**Stored data**.

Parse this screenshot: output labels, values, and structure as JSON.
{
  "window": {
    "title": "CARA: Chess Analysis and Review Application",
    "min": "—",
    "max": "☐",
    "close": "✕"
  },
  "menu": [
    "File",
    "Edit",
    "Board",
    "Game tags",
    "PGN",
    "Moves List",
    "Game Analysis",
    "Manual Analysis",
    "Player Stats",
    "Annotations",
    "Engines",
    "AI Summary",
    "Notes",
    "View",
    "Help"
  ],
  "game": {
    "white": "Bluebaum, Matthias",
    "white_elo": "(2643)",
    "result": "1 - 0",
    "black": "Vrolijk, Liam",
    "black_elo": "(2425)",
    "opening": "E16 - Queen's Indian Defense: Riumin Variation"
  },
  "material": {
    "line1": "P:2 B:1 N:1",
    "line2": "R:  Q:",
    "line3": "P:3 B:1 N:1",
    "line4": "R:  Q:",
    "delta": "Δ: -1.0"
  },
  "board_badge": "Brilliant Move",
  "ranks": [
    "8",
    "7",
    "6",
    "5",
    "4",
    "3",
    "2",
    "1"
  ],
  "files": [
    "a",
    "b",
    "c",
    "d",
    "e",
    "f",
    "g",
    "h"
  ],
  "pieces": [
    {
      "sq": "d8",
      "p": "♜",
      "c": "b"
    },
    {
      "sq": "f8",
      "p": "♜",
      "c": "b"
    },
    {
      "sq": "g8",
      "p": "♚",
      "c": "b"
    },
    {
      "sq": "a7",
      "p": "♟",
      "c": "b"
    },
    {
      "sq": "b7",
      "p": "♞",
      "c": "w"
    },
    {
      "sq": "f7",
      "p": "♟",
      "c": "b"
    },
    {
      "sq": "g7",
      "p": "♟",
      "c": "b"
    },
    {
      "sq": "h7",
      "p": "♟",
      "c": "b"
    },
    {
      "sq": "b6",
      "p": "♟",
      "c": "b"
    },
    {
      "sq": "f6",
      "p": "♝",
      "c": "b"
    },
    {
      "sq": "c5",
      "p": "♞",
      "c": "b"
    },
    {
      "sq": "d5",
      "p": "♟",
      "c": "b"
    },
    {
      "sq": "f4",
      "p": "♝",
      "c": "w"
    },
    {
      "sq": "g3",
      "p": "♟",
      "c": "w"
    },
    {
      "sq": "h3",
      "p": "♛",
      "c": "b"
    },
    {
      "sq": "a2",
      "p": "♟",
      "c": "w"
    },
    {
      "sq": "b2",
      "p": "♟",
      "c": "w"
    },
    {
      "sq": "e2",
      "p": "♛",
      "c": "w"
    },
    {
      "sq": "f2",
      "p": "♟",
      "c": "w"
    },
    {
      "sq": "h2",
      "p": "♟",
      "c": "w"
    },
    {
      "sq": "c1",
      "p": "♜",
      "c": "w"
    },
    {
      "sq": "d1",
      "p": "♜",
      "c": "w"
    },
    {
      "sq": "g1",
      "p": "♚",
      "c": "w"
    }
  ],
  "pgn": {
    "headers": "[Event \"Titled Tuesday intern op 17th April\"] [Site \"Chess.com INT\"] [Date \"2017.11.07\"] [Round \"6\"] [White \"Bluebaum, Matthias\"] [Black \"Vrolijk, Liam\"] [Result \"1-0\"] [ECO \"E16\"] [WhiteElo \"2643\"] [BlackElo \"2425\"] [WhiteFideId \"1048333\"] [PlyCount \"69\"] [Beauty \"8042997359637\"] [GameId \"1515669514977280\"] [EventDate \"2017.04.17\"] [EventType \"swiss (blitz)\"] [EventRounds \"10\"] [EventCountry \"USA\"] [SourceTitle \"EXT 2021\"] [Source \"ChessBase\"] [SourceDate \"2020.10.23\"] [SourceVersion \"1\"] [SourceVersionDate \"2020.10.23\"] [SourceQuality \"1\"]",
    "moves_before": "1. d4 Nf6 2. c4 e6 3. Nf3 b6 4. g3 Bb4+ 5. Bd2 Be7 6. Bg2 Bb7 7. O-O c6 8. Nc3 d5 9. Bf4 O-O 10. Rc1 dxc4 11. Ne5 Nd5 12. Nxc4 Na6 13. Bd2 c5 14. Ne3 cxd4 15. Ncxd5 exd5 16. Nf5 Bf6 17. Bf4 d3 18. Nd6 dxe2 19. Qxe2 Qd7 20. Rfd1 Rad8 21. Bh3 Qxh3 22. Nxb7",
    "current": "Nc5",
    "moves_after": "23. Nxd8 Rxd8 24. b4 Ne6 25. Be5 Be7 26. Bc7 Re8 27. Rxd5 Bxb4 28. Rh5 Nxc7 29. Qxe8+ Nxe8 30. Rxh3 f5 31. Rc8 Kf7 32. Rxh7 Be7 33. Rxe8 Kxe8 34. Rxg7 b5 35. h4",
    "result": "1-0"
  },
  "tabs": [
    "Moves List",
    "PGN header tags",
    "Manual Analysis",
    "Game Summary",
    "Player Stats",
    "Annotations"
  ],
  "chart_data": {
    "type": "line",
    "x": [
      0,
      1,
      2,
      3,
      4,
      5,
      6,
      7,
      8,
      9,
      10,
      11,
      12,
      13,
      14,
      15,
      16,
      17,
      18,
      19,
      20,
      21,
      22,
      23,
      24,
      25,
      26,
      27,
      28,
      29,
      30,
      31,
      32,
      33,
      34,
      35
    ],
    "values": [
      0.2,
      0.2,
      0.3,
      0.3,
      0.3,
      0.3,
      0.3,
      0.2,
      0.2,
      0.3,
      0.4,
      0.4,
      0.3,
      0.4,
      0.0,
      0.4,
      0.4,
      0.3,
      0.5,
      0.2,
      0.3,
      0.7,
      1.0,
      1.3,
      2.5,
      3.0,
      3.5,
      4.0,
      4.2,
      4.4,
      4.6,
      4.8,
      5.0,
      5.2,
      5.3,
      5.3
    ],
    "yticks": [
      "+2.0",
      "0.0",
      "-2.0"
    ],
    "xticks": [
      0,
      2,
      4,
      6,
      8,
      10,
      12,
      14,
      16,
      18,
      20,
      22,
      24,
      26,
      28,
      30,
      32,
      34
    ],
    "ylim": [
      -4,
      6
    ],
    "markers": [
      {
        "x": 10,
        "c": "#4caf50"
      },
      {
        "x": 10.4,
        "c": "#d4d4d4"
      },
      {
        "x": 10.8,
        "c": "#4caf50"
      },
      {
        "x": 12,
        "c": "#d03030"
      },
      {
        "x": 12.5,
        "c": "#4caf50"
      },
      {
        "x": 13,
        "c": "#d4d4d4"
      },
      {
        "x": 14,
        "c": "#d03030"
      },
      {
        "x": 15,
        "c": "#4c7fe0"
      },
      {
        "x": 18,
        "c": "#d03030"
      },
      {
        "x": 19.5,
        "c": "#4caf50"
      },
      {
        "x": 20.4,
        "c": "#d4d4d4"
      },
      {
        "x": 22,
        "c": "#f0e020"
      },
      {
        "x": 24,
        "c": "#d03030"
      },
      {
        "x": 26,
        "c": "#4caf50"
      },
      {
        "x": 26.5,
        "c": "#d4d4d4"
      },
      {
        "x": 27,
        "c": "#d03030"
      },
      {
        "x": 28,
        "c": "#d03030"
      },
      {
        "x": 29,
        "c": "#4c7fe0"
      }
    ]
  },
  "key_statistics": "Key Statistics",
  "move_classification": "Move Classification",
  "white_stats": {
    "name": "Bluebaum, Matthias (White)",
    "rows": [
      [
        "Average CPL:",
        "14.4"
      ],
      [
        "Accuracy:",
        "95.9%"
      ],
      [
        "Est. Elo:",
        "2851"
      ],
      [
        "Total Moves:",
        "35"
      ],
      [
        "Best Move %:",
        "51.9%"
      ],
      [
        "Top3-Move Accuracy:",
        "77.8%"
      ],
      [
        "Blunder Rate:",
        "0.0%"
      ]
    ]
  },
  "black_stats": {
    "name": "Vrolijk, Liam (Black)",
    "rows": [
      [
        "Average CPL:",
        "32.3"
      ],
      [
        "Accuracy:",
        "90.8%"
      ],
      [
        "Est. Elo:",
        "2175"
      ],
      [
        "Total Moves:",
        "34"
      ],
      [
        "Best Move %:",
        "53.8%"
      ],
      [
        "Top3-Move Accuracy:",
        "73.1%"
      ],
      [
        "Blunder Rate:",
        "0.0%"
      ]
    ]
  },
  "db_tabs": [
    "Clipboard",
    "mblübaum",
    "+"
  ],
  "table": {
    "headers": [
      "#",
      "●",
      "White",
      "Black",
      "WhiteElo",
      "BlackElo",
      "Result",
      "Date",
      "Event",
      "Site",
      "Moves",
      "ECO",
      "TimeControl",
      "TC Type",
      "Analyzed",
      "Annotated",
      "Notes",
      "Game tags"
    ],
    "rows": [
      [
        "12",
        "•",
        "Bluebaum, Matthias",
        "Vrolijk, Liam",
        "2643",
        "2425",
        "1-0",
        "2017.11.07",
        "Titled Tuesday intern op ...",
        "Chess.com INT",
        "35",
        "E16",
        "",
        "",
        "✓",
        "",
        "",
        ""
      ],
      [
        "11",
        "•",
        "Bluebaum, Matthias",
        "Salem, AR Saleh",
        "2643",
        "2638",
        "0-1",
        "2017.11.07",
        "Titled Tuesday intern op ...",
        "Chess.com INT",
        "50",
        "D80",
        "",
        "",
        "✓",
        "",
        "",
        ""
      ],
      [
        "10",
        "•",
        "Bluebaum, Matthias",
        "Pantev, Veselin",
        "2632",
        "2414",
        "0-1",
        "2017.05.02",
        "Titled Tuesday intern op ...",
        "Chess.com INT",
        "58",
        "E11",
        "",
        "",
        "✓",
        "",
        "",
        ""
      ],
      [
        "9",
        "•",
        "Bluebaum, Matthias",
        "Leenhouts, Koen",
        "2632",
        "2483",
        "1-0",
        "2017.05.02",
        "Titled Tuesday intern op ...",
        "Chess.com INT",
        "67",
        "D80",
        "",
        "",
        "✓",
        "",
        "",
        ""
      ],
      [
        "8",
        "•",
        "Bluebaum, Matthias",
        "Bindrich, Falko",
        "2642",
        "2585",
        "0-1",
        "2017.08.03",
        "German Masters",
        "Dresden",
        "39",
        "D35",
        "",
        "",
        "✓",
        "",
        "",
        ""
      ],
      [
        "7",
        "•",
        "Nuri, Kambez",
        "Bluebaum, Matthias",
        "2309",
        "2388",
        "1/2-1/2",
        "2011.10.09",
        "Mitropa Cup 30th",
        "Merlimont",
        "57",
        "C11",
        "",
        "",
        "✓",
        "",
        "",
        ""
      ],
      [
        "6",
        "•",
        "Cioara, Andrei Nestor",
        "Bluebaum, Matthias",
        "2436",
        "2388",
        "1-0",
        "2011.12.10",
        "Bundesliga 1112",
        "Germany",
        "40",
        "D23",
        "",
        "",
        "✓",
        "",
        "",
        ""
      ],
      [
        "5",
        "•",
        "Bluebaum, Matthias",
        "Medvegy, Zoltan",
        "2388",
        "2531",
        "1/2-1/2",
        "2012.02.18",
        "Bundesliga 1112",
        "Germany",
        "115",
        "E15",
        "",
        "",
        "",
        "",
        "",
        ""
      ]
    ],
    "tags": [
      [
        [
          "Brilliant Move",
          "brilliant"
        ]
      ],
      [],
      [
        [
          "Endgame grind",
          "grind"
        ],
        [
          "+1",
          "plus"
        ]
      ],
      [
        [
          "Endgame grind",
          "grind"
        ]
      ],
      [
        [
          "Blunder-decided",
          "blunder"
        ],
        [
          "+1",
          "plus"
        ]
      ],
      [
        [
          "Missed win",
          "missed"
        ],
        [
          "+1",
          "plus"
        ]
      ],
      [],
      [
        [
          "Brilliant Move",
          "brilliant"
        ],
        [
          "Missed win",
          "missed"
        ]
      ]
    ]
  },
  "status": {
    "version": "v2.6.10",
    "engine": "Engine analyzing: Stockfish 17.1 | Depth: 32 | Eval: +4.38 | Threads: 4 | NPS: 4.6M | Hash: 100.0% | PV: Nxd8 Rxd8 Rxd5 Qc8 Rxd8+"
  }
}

**Goal**. In the entries above, find each line with the string "values" and copy it.

**Response to the exercise**.
Parse this screenshot: output labels, values, and structure as JSON.
    "values": [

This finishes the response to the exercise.